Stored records
------------
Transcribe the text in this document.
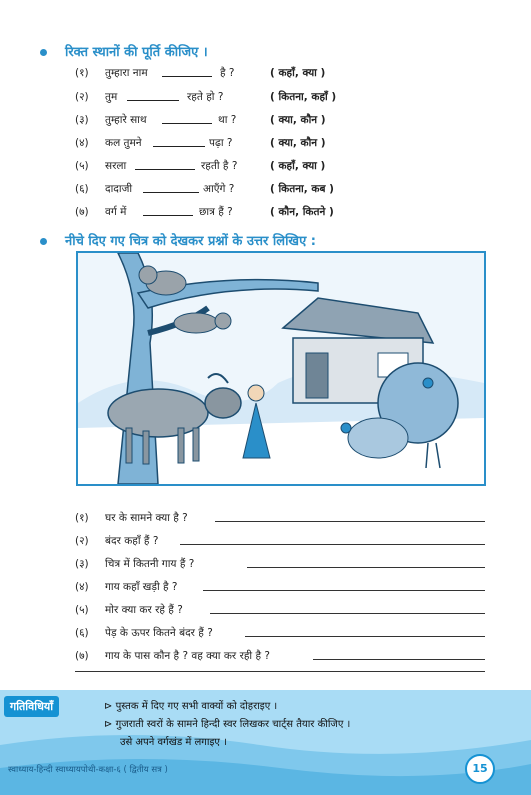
रिक्त स्थानों की पूर्ति कीजिए ।
(१)	तुम्हारा नाम	है ?	( कहाँ, क्या )
(२)	तुम	रहते हो ?	( कितना, कहाँ )
(३)	तुम्हारे साथ	था ?	( क्या, कौन )
(४)	कल तुमने	पढ़ा ?	( क्या, कौन )
(५)	सरला	रहती है ?	( कहाँ, क्या )
(६)	दादाजी	आएँगे ?	( कितना, कब )
(७)	वर्ग में	छात्र हैं ?	( कौन, कितने )
नीचे दिए गए चित्र को देखकर प्रश्नों के उत्तर लिखिए :
(१)	घर के सामने क्या है ?
(२)	बंदर कहाँ हैं ?
(३)	चित्र में कितनी गाय हैं ?
(४)	गाय कहाँ खड़ी है ?
(५)	मोर क्या कर रहे हैं ?
(६)	पेड़ के ऊपर कितने बंदर हैं ?
(७)	गाय के पास कौन है ? वह क्या कर रही है ?
गतिविधियाँ	⊳ पुस्तक में दिए गए सभी वाक्यों को दोहराइए ।
⊳ गुजराती स्वरों के सामने हिन्दी स्वर लिखकर चार्ट्स तैयार कीजिए ।
उसे अपने वर्गखंड में लगाइए ।
स्वाध्याय-हिन्दी स्वाध्यायपोथी-कक्षा-६ ( द्वितीय सत्र )	15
------------
Description of the task: Repeat the entries exactly. Pictures are excluded from the copy.

Exercise answer:
Transcribe the text in this document.
रिक्त स्थानों की पूर्ति कीजिए ।
(१)	तुम्हारा नाम	है ?	( कहाँ, क्या )
(२)	तुम	रहते हो ?	( कितना, कहाँ )
(३)	तुम्हारे साथ	था ?	( क्या, कौन )
(४)	कल तुमने	पढ़ा ?	( क्या, कौन )
(५)	सरला	रहती है ?	( कहाँ, क्या )
(६)	दादाजी	आएँगे ?	( कितना, कब )
(७)	वर्ग में	छात्र हैं ?	( कौन, कितने )
नीचे दिए गए चित्र को देखकर प्रश्नों के उत्तर लिखिए :
(१)	घर के सामने क्या है ?
(२)	बंदर कहाँ हैं ?
(३)	चित्र में कितनी गाय हैं ?
(४)	गाय कहाँ खड़ी है ?
(५)	मोर क्या कर रहे हैं ?
(६)	पेड़ के ऊपर कितने बंदर हैं ?
(७)	गाय के पास कौन है ? वह क्या कर रही है ?
गतिविधियाँ	⊳ पुस्तक में दिए गए सभी वाक्यों को दोहराइए ।
⊳ गुजराती स्वरों के सामने हिन्दी स्वर लिखकर चार्ट्स तैयार कीजिए ।
उसे अपने वर्गखंड में लगाइए ।
स्वाध्याय-हिन्दी स्वाध्यायपोथी-कक्षा-६ ( द्वितीय सत्र )	15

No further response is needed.